What you need to do: Locate each line of the material that contains "xlabel", then return it.

╭─ Provided records

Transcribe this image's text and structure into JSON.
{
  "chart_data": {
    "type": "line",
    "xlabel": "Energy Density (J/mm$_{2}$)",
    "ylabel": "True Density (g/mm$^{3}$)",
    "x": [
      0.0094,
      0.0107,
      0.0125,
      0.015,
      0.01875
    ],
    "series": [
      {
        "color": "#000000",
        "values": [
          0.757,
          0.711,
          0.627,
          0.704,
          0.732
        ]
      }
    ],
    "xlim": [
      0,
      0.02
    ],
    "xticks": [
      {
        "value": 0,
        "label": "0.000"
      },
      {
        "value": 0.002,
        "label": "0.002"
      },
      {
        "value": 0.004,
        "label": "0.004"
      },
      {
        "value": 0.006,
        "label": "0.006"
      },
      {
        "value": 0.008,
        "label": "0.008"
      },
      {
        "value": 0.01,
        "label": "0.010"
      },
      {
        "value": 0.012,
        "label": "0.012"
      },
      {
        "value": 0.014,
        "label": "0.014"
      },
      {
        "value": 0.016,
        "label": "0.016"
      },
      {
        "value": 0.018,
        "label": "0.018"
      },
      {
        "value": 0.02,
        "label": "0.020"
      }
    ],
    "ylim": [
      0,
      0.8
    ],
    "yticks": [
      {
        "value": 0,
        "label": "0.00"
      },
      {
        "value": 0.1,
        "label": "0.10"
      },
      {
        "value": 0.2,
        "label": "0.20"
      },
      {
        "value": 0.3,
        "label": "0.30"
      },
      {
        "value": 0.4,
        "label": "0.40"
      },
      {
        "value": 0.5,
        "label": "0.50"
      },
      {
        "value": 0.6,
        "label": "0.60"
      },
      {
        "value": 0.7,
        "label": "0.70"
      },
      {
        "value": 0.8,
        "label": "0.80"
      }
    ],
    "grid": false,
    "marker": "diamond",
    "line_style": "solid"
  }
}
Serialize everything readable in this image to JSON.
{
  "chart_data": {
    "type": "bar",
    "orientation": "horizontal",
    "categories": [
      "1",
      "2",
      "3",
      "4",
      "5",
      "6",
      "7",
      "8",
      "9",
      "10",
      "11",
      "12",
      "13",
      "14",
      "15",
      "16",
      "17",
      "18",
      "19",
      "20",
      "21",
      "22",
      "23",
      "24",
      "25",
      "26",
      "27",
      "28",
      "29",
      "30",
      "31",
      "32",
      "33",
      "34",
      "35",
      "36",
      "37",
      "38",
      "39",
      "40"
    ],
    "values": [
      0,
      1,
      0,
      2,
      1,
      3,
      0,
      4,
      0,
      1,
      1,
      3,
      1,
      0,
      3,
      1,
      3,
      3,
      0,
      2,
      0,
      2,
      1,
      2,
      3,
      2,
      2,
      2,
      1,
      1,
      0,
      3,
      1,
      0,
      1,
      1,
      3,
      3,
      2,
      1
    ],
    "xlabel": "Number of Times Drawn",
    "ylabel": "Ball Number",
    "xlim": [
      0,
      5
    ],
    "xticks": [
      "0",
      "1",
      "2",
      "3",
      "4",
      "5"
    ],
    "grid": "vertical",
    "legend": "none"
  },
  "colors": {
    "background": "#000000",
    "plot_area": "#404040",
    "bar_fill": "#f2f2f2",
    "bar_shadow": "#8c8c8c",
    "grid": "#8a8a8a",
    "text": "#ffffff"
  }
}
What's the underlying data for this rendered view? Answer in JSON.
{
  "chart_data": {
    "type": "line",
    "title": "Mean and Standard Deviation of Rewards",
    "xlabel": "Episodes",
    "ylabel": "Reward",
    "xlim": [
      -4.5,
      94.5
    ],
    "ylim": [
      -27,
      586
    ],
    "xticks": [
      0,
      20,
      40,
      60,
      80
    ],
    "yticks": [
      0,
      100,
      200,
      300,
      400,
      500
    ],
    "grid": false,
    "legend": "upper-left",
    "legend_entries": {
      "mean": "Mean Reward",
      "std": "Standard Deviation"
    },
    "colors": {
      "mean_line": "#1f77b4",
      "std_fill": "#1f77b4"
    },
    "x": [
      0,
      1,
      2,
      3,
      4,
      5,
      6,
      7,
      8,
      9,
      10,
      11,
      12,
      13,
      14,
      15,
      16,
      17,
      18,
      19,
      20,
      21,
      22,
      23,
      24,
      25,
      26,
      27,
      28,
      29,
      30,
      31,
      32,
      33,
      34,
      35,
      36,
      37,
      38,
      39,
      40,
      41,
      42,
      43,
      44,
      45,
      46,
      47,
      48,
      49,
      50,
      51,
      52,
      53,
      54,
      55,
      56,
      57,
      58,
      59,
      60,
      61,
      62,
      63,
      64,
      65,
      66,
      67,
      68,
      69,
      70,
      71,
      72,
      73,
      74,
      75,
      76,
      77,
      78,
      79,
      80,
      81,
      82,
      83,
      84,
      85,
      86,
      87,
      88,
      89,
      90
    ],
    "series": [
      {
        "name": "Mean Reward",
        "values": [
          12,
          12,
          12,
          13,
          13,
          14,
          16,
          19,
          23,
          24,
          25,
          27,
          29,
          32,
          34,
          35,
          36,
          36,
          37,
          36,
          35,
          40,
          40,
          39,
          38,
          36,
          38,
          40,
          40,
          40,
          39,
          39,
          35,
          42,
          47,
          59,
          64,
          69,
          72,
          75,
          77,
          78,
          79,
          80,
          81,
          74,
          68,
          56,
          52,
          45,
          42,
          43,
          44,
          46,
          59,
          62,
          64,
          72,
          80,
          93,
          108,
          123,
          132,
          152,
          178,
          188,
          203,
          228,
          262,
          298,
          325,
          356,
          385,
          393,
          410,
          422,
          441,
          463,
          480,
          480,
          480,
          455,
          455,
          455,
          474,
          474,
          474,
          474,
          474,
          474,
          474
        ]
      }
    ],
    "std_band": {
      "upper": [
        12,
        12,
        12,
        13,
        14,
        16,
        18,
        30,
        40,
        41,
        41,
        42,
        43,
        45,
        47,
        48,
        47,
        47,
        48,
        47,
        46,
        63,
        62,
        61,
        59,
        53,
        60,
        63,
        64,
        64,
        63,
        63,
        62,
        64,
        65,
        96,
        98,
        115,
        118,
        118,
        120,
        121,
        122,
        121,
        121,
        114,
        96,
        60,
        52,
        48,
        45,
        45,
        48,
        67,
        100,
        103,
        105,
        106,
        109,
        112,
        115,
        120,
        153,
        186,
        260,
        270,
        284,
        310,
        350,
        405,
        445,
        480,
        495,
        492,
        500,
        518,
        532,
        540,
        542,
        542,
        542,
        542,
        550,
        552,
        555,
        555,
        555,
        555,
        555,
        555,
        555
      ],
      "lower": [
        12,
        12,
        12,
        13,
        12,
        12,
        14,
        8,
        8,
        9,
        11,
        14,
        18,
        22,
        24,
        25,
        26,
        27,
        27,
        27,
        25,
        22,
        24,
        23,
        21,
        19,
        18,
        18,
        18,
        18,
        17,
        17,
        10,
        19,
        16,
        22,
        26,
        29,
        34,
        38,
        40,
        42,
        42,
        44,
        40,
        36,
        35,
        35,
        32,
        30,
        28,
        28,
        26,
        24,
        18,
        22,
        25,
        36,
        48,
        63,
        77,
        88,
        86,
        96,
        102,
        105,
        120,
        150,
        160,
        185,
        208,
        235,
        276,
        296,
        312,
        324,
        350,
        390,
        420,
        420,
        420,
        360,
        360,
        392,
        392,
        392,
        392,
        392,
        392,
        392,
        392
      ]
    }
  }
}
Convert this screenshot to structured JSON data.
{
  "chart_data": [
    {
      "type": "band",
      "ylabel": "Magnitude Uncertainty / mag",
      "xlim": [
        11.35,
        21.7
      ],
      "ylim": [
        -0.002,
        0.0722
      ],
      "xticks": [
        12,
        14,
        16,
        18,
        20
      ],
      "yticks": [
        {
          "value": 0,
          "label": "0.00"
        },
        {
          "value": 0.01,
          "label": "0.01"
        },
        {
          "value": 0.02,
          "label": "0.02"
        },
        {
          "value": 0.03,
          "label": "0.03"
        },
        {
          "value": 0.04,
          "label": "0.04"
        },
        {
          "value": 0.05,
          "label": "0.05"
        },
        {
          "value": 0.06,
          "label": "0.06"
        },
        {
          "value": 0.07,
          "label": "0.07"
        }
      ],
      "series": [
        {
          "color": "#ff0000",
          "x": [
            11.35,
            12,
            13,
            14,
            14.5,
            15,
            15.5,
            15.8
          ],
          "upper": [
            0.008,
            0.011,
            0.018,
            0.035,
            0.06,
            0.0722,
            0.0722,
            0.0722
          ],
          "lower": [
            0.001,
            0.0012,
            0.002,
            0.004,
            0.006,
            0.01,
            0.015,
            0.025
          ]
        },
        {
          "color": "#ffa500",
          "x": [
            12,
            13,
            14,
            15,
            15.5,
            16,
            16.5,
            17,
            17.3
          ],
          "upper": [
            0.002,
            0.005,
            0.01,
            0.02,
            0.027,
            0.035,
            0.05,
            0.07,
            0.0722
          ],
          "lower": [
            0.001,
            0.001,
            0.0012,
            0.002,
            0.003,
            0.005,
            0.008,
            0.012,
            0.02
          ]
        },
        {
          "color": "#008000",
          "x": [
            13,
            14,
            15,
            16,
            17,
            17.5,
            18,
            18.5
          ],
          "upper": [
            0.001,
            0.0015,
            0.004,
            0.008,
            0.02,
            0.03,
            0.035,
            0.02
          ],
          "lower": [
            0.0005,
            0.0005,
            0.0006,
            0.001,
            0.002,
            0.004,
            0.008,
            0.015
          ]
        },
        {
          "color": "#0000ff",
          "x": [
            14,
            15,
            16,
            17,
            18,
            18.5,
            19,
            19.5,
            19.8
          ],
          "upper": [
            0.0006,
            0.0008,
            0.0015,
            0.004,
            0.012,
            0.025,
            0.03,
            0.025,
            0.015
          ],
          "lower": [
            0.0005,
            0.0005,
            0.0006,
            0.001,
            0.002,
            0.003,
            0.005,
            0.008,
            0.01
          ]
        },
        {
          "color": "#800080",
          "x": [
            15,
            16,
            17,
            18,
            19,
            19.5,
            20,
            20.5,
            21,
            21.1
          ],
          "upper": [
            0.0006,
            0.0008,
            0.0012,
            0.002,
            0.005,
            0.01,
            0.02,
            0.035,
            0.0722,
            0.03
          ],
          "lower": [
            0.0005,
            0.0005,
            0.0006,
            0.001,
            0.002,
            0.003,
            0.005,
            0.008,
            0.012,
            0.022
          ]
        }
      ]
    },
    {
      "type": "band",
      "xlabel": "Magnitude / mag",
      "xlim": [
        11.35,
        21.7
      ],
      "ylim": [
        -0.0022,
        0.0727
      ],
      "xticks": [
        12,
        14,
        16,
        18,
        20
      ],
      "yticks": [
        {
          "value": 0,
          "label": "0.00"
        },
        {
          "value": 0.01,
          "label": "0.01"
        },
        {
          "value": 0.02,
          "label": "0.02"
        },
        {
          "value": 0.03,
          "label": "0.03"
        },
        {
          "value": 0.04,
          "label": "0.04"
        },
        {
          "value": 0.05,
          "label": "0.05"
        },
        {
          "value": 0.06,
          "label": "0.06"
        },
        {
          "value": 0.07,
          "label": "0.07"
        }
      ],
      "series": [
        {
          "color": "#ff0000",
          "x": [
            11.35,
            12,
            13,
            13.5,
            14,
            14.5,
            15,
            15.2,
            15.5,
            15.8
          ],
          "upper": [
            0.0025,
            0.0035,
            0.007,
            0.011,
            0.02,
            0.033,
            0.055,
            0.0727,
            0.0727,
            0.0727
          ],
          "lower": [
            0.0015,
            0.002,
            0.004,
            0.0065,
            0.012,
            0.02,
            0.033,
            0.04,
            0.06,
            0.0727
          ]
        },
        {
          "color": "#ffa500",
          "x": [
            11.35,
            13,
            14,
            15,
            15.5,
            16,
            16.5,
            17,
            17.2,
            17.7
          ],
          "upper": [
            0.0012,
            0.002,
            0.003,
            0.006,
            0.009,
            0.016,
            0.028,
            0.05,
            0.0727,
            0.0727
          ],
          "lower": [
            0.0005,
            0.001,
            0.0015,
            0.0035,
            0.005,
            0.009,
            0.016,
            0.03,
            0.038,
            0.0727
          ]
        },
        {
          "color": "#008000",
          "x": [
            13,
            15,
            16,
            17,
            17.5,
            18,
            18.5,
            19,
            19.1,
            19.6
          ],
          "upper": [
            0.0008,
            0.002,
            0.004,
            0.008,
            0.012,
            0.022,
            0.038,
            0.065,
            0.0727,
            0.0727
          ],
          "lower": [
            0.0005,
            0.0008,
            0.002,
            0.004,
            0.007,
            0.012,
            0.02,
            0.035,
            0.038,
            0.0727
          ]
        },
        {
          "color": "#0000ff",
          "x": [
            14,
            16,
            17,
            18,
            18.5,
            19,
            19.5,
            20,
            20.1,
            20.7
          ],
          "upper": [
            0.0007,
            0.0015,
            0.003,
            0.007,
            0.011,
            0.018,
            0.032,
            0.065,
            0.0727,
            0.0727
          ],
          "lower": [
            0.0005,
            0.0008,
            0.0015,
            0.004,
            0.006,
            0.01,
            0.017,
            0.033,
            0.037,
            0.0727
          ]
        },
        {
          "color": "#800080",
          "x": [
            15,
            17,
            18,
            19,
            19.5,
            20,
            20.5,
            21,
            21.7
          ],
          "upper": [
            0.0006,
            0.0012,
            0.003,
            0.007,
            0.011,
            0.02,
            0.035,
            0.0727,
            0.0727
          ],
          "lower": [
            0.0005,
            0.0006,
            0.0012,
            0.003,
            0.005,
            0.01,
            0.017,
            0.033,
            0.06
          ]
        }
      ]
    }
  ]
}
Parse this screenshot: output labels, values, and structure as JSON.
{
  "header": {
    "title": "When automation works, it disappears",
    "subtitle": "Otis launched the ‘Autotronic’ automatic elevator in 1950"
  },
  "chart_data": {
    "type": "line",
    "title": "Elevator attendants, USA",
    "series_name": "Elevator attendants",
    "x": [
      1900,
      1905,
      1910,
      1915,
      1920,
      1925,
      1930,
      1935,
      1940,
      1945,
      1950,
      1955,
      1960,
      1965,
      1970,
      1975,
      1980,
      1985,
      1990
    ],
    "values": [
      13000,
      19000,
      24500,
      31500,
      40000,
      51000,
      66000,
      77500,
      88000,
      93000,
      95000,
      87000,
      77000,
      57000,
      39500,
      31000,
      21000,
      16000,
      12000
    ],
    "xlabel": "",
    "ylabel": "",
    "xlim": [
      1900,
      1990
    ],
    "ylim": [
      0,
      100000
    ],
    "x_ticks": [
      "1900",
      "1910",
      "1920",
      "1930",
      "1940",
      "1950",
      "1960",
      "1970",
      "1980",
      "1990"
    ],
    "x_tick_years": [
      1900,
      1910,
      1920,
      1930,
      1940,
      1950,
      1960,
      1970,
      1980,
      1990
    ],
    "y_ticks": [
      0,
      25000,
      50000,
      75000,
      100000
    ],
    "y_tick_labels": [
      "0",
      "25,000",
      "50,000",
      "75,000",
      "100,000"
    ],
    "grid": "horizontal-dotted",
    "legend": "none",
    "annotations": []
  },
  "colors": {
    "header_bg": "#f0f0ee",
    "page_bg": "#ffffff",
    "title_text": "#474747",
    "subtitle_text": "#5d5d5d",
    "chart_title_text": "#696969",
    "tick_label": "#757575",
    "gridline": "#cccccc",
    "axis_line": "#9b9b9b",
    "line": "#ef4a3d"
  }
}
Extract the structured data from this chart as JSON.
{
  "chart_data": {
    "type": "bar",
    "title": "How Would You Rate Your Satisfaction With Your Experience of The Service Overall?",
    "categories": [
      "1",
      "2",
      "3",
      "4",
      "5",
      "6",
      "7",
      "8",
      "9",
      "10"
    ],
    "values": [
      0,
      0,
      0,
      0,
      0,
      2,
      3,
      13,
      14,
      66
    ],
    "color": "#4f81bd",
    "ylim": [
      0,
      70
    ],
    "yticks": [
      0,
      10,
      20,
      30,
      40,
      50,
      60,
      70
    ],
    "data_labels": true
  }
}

╰─

Solution to the exercise:
    "xlabel": "Energy Density (J/mm$_{2}$)",
    "xlabel": "Number of Times Drawn",
    "xlabel": "Episodes",
      "xlabel": "Magnitude / mag",
    "xlabel": "",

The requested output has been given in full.